Le CAC reprend des couleurs

le 17 octobre 2008 à 17h41 , mis à jour le 17 octobre 2008 à 22h39

Après deux séances calamiteuses, la Bourse de Paris a fini vendredi en nette hausse, le CAC 40 clôturant à +4,68%.

[Expiré] [Expiré] Un trader sourit devant le cours, en hausse, de l'indice Dax le 13 octobre 2008 à la Bourse de Francfort © AFP PHOTO DDP/ MARTIN OESER

Cette semaine, les Bourses mondiales ont connu le pire comme le meilleur. Paris ne fait pas exception. Après deux séances calamiteuses, le CAC 40 a clôturé vendredi en nette hausse, à +4,68%. L'indice vedette a en effet progressé de 148,92 points à 3.329,92 points, après avoir brièvement gagné plus de 5% en fin de séance. Mercredi et jeudi, le CAC 40 avait lourdement chuté, respectivement de 6,82% et de 5,92%. Sur une semaine, l'indice vedette de la Bourse de Paris a gagné 4,83%.

*Données de prédiction de boîtes englobantes*
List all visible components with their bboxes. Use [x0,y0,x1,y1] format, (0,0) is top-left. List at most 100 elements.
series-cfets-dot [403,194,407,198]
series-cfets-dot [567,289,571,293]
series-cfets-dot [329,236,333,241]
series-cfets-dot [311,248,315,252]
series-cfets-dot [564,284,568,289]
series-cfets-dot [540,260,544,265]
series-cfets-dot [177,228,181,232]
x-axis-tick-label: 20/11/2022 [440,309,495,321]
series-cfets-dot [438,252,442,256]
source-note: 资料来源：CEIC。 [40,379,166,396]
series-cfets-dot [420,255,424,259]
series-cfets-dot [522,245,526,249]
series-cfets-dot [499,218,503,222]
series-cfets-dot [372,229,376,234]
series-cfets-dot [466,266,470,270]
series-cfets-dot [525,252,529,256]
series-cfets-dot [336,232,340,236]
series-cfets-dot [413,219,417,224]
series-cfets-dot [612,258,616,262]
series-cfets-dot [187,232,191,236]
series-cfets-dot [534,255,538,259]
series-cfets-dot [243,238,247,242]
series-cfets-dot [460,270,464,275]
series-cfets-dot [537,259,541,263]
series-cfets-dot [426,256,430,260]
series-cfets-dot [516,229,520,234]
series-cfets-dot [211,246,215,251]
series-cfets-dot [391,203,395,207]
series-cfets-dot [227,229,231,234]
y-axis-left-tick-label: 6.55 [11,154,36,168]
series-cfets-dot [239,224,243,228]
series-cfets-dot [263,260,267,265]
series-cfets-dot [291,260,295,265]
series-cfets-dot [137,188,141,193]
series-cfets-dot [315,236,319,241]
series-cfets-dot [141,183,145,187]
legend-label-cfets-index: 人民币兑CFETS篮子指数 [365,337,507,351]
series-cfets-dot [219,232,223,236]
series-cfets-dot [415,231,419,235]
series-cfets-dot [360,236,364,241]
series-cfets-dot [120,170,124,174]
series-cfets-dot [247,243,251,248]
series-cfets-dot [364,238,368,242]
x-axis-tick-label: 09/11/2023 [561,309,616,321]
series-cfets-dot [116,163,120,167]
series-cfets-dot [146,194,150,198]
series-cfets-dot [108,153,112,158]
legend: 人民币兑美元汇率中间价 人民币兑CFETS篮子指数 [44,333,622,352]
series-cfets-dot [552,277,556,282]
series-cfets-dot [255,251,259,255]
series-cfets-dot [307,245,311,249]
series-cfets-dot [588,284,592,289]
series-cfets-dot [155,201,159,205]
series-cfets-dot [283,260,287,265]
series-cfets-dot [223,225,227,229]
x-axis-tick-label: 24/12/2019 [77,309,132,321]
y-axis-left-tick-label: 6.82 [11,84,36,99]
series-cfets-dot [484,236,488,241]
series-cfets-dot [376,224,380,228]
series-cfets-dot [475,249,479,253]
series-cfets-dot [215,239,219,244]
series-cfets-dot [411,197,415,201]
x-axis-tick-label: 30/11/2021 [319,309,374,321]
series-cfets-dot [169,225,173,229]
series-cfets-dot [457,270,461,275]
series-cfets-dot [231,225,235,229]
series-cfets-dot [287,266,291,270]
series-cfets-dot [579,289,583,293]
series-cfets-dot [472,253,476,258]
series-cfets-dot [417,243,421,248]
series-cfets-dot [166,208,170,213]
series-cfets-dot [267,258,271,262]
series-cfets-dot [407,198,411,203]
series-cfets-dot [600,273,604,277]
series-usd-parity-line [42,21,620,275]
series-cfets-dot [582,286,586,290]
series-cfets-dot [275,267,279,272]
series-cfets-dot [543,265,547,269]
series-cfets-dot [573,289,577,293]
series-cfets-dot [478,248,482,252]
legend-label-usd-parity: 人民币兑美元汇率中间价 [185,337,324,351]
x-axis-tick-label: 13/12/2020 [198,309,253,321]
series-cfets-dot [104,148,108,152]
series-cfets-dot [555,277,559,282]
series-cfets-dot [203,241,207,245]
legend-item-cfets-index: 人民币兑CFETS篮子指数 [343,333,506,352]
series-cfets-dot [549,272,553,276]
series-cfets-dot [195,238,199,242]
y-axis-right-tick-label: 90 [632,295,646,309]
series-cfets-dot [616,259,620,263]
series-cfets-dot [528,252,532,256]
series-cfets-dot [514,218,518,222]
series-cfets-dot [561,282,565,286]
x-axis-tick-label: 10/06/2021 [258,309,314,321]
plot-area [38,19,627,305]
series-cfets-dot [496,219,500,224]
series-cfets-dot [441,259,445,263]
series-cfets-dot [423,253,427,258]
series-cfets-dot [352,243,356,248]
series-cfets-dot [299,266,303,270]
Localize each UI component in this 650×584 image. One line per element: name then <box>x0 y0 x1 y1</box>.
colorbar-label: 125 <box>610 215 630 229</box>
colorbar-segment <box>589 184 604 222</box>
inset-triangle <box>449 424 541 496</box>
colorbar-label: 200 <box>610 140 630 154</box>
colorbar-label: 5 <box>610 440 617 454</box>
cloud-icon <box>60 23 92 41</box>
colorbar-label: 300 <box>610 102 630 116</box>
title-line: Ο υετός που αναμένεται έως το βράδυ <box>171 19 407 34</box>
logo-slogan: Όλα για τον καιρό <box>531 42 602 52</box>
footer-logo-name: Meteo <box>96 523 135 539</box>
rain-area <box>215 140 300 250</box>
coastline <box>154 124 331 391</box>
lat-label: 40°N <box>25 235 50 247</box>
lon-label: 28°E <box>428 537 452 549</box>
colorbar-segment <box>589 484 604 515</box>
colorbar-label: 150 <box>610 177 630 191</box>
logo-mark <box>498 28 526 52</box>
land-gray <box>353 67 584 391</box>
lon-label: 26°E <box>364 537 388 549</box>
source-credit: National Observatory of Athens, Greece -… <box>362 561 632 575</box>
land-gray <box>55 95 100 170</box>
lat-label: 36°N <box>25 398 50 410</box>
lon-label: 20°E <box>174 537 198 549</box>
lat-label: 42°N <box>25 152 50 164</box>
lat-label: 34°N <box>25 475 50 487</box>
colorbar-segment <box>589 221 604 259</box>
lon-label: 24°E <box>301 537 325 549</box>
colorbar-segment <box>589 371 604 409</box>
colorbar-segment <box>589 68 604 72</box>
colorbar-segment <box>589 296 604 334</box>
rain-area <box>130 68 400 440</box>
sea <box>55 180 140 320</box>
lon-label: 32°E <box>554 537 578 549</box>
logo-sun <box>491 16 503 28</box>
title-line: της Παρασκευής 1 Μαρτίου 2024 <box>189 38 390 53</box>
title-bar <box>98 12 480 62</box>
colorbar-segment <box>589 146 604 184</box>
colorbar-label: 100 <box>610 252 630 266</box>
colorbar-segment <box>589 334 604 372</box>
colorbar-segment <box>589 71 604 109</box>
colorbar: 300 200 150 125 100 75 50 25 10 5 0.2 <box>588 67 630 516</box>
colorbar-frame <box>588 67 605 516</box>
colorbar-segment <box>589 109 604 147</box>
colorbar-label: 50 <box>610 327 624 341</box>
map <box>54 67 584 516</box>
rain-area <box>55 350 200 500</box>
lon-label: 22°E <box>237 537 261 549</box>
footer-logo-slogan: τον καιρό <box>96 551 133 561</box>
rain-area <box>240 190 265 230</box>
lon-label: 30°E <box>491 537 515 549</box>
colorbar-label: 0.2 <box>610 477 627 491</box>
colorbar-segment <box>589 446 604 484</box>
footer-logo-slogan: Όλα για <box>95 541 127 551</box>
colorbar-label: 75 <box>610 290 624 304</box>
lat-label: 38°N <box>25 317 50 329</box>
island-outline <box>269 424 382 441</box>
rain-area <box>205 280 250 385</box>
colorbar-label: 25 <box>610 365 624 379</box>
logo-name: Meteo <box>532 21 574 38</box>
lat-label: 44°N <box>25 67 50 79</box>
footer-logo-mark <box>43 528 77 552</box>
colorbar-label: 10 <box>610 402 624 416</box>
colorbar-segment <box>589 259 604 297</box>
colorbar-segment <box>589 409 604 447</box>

*QUESTIONS*
1. Relevez chacun des pourcentages distincts que cite l'article sur la Bourse de Paris.
2. Extrayez de l'article sur la Bourse de Paris le passage compris entre "Cette semaine, les" et "a gagné 4,83%.", bornes incluses.
3. Poursuivez l'article sur la Bourse de Paris après sa dernière phrase.

*RÉPONSES PAR POINT*
1. +4,68%, 5%, 6,82%, 5,92%, 4,83%

2.
Cette semaine, les Bourses mondiales ont connu le pire comme le meilleur. Paris ne fait pas exception. Après deux séances calamiteuses, le CAC 40 a clôturé vendredi en nette hausse, à +4,68%. L'indice vedette a en effet progressé de 148,92 points à 3.329,92 points, après avoir brièvement gagné plus de 5% en fin de séance. Mercredi et jeudi, le CAC 40 avait lourdement chuté, respectivement de 6,82% et de 5,92%. Sur une semaine, l'indice vedette de la Bourse de Paris a gagné 4,83%.

3.
Ailleurs en Europe, les principales places boursières ont également terminé la journée de vendredi en forte hausse. A Francfort, le Dax a terminé en hausse de 3,43%. A Londres, l'indice Footsie a lui terminé à +4,43%. A New York toutefois, la prudence l'a emporté. A l'issue d'une nouvelle séance volatile, le Dow Jones a clôturé en baisse de 1,41% et le Nasdaq de 0,37%, après l'annonce d'un net repli des mises en chantier de logements. "La seule certitude actuelle est que les conditions d'échanges vont rester volatiles", a observé Patrick O'Hare, de Briefing.com.

Vers une remise à plat du système

Face à la volatilité des marchés, et alors que les plans de sauvetage bancaires ont été entérinés ou sont en passe de l'être, l'idée d'une remise à plat du système financier international fait son chemin. Pour traiter de cette question, Nicolas Sarkozy, qui doit rencontrer samedi George W. Bush à Camp David, a l'intention de faire avancer son idée de sommet du G8 élargi qui pourrait avoir lieu d'ici la fin de l'année. La Commission européenne a annoncé de son côté son intention de faire des propositions pour contrôler les risques sur le marché des produits dérivés de crédit, considérés comme l'une des causes de la crise financière.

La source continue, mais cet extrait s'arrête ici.